▶ [Exercise prompt]: Go through the entries below and copy each line containing the word "Percentage".

++++ Records for the exercise ++++

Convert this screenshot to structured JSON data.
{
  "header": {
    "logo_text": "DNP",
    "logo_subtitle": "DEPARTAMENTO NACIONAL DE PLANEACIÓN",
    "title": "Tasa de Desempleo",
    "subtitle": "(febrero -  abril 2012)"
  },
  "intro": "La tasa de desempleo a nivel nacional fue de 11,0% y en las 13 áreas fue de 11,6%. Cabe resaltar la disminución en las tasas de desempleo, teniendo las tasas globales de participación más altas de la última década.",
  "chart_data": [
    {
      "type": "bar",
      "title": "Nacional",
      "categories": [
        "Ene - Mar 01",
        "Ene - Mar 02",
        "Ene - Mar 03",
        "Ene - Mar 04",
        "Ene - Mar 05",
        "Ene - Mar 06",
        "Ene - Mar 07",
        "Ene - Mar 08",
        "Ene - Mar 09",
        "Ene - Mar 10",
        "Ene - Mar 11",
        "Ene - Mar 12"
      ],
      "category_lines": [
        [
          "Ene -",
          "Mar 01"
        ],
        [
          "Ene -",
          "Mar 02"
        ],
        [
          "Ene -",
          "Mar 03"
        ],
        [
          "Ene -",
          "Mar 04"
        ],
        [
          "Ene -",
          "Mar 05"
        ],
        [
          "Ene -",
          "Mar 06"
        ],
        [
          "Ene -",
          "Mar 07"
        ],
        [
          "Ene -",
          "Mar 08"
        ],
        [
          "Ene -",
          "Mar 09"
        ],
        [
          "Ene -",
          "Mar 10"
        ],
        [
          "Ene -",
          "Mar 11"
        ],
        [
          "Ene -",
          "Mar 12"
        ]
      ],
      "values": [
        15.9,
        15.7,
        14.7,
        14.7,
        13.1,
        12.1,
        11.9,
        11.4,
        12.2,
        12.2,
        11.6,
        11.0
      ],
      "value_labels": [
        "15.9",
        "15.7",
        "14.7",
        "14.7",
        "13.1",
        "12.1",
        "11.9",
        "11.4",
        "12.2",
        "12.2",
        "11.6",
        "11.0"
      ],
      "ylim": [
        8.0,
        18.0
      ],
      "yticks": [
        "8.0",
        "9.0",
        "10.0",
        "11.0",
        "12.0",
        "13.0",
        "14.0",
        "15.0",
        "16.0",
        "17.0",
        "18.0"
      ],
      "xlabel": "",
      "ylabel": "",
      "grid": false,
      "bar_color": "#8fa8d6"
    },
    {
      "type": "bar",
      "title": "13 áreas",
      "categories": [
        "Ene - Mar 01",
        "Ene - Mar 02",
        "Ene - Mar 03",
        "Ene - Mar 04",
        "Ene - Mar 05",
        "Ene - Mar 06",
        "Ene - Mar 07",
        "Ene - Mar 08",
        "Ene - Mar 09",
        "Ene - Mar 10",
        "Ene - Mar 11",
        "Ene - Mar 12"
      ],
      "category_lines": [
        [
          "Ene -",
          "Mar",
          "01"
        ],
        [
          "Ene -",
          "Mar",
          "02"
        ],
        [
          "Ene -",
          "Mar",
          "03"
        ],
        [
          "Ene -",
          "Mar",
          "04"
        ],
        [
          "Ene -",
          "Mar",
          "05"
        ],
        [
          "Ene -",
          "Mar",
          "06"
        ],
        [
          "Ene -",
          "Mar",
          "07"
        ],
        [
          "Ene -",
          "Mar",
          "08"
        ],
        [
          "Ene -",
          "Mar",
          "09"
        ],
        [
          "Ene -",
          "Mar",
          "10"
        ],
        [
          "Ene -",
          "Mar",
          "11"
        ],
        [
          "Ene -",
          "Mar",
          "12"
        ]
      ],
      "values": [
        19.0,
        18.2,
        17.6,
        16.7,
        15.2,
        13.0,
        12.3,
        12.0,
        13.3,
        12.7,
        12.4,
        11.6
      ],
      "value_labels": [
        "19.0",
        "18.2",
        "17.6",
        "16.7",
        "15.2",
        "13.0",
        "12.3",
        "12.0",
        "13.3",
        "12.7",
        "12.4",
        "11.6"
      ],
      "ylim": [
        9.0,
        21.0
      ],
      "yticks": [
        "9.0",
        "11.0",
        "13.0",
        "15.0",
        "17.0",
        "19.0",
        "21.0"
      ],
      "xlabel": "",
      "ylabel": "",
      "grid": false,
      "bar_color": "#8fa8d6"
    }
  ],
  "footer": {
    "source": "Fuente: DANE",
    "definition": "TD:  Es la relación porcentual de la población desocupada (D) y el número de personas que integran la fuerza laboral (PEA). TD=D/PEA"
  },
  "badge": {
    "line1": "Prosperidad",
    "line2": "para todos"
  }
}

++++
++++ Records for the exercise ++++

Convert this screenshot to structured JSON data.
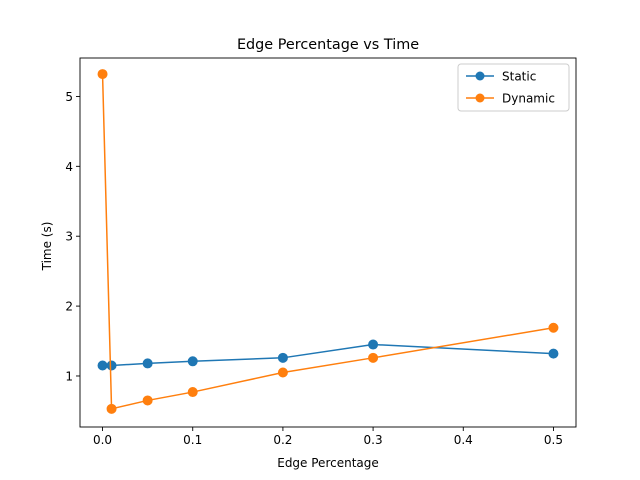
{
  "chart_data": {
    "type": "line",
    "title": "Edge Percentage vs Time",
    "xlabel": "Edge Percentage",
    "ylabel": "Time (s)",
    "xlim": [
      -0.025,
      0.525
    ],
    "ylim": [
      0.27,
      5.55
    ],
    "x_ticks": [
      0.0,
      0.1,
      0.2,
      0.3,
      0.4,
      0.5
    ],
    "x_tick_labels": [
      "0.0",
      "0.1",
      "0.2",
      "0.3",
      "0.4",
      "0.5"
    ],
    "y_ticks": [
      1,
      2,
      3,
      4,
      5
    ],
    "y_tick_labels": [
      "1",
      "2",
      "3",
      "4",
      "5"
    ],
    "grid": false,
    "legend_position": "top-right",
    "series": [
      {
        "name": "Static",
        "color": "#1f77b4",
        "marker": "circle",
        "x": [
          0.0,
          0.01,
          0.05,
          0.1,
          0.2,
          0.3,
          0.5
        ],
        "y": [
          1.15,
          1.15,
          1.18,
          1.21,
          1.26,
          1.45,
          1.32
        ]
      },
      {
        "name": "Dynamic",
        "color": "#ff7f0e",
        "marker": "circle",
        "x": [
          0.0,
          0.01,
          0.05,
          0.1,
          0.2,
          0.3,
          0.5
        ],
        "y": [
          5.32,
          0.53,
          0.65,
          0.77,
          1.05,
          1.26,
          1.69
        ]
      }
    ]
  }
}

++++
++++ Records for the exercise ++++

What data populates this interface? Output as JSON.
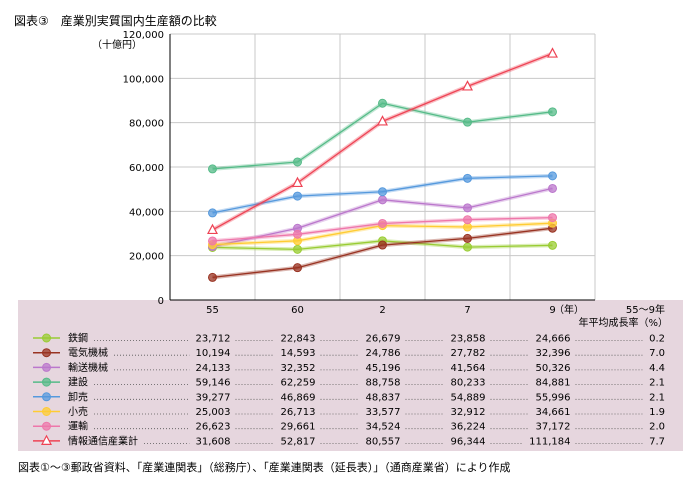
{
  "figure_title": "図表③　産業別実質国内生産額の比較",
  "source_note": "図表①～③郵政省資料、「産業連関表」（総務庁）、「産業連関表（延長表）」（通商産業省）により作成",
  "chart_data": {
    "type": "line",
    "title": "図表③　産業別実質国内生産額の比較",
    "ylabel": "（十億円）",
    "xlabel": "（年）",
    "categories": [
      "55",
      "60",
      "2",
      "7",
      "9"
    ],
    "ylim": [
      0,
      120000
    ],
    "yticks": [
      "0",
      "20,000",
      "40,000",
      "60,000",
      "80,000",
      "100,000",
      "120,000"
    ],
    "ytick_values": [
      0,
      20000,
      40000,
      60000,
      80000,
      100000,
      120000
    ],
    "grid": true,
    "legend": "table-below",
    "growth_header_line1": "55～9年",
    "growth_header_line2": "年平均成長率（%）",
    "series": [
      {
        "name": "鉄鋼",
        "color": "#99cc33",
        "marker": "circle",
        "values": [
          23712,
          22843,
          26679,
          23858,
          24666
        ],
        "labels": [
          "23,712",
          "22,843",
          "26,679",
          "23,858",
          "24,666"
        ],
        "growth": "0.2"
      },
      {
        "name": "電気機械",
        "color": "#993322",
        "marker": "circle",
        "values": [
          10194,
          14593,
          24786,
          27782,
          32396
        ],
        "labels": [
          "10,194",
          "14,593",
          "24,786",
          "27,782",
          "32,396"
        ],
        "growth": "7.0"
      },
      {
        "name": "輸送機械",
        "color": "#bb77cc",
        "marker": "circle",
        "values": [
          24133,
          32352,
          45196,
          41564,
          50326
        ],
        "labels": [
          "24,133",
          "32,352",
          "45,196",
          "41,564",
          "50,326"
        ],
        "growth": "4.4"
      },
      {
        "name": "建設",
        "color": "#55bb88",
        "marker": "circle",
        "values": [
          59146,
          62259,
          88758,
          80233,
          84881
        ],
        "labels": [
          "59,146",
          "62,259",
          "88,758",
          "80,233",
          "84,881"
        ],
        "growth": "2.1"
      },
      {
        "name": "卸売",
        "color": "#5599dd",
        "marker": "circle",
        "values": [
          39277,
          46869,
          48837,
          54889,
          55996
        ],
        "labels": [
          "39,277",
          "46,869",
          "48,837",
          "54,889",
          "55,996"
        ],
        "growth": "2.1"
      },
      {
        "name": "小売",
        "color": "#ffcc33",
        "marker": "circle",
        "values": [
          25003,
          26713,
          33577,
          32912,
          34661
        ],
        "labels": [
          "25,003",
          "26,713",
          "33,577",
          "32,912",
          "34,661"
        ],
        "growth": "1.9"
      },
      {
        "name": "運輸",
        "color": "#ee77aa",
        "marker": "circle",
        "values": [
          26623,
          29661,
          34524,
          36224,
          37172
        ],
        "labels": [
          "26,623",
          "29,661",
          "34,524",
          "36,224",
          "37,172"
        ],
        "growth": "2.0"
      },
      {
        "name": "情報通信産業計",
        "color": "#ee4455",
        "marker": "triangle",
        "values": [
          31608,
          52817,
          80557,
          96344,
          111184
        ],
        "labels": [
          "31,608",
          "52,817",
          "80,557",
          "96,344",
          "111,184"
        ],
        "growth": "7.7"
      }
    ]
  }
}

++++

▶ [Result of this exercise]:
    "title": "Edge Percentage vs Time",
    "xlabel": "Edge Percentage",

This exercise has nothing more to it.